** start of SOURCE MATERIAL **
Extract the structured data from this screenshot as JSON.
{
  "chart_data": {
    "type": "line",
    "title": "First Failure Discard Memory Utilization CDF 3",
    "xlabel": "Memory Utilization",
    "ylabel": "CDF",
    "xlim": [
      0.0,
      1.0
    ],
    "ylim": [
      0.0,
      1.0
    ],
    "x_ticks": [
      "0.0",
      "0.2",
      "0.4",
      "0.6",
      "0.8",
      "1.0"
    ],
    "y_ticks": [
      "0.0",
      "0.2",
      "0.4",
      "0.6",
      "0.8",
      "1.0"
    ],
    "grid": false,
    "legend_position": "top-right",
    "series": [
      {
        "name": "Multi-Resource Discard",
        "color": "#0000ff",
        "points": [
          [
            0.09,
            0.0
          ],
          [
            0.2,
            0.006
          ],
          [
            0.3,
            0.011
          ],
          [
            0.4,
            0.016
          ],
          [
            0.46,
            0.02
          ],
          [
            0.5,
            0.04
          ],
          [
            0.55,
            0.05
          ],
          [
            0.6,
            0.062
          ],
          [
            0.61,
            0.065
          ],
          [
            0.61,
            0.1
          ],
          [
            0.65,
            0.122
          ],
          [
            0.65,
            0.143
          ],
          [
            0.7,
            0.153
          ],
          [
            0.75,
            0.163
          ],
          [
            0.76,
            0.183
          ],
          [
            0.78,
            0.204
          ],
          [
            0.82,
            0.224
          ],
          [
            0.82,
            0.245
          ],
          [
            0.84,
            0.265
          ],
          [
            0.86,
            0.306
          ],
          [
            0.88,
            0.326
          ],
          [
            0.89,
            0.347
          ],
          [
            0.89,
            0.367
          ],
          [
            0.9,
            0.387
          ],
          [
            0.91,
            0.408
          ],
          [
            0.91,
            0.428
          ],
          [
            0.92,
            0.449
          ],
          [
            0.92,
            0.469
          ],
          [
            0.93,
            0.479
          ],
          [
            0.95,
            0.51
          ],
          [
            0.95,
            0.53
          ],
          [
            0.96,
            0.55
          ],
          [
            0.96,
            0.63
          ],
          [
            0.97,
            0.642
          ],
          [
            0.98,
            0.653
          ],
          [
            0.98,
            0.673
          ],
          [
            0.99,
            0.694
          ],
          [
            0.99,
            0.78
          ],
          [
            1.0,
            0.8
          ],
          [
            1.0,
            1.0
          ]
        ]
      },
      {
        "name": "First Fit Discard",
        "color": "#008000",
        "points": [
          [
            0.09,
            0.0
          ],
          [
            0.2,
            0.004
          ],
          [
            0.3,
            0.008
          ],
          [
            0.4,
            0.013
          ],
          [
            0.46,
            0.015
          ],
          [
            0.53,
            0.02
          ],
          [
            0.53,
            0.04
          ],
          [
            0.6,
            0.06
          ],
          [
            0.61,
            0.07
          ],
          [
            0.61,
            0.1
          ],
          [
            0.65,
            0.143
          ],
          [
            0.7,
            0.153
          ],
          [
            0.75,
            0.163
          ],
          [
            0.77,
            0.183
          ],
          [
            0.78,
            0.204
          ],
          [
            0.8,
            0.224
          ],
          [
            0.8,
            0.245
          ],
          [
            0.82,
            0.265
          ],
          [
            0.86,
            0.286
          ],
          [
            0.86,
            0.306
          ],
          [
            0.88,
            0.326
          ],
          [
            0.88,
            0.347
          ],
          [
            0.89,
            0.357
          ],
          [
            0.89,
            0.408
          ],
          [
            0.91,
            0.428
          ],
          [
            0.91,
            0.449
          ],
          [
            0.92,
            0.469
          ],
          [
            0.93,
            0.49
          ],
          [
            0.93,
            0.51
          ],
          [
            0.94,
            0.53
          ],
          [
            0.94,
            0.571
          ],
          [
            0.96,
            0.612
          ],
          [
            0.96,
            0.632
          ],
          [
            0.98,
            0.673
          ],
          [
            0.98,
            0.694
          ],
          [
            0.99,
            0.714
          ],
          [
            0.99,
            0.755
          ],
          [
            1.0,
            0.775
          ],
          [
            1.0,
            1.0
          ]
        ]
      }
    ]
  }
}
** end of SOURCE MATERIAL **
**THE TASK**. Retype the entries exactly, including every line.

**ANSWER IN FULL**.
Extract the structured data from this screenshot as JSON.
{
  "chart_data": {
    "type": "line",
    "title": "First Failure Discard Memory Utilization CDF 3",
    "xlabel": "Memory Utilization",
    "ylabel": "CDF",
    "xlim": [
      0.0,
      1.0
    ],
    "ylim": [
      0.0,
      1.0
    ],
    "x_ticks": [
      "0.0",
      "0.2",
      "0.4",
      "0.6",
      "0.8",
      "1.0"
    ],
    "y_ticks": [
      "0.0",
      "0.2",
      "0.4",
      "0.6",
      "0.8",
      "1.0"
    ],
    "grid": false,
    "legend_position": "top-right",
    "series": [
      {
        "name": "Multi-Resource Discard",
        "color": "#0000ff",
        "points": [
          [
            0.09,
            0.0
          ],
          [
            0.2,
            0.006
          ],
          [
            0.3,
            0.011
          ],
          [
            0.4,
            0.016
          ],
          [
            0.46,
            0.02
          ],
          [
            0.5,
            0.04
          ],
          [
            0.55,
            0.05
          ],
          [
            0.6,
            0.062
          ],
          [
            0.61,
            0.065
          ],
          [
            0.61,
            0.1
          ],
          [
            0.65,
            0.122
          ],
          [
            0.65,
            0.143
          ],
          [
            0.7,
            0.153
          ],
          [
            0.75,
            0.163
          ],
          [
            0.76,
            0.183
          ],
          [
            0.78,
            0.204
          ],
          [
            0.82,
            0.224
          ],
          [
            0.82,
            0.245
          ],
          [
            0.84,
            0.265
          ],
          [
            0.86,
            0.306
          ],
          [
            0.88,
            0.326
          ],
          [
            0.89,
            0.347
          ],
          [
            0.89,
            0.367
          ],
          [
            0.9,
            0.387
          ],
          [
            0.91,
            0.408
          ],
          [
            0.91,
            0.428
          ],
          [
            0.92,
            0.449
          ],
          [
            0.92,
            0.469
          ],
          [
            0.93,
            0.479
          ],
          [
            0.95,
            0.51
          ],
          [
            0.95,
            0.53
          ],
          [
            0.96,
            0.55
          ],
          [
            0.96,
            0.63
          ],
          [
            0.97,
            0.642
          ],
          [
            0.98,
            0.653
          ],
          [
            0.98,
            0.673
          ],
          [
            0.99,
            0.694
          ],
          [
            0.99,
            0.78
          ],
          [
            1.0,
            0.8
          ],
          [
            1.0,
            1.0
          ]
        ]
      },
      {
        "name": "First Fit Discard",
        "color": "#008000",
        "points": [
          [
            0.09,
            0.0
          ],
          [
            0.2,
            0.004
          ],
          [
            0.3,
            0.008
          ],
          [
            0.4,
            0.013
          ],
          [
            0.46,
            0.015
          ],
          [
            0.53,
            0.02
          ],
          [
            0.53,
            0.04
          ],
          [
            0.6,
            0.06
          ],
          [
            0.61,
            0.07
          ],
          [
            0.61,
            0.1
          ],
          [
            0.65,
            0.143
          ],
          [
            0.7,
            0.153
          ],
          [
            0.75,
            0.163
          ],
          [
            0.77,
            0.183
          ],
          [
            0.78,
            0.204
          ],
          [
            0.8,
            0.224
          ],
          [
            0.8,
            0.245
          ],
          [
            0.82,
            0.265
          ],
          [
            0.86,
            0.286
          ],
          [
            0.86,
            0.306
          ],
          [
            0.88,
            0.326
          ],
          [
            0.88,
            0.347
          ],
          [
            0.89,
            0.357
          ],
          [
            0.89,
            0.408
          ],
          [
            0.91,
            0.428
          ],
          [
            0.91,
            0.449
          ],
          [
            0.92,
            0.469
          ],
          [
            0.93,
            0.49
          ],
          [
            0.93,
            0.51
          ],
          [
            0.94,
            0.53
          ],
          [
            0.94,
            0.571
          ],
          [
            0.96,
            0.612
          ],
          [
            0.96,
            0.632
          ],
          [
            0.98,
            0.673
          ],
          [
            0.98,
            0.694
          ],
          [
            0.99,
            0.714
          ],
          [
            0.99,
            0.755
          ],
          [
            1.0,
            0.775
          ],
          [
            1.0,
            1.0
          ]
        ]
      }
    ]
  }
}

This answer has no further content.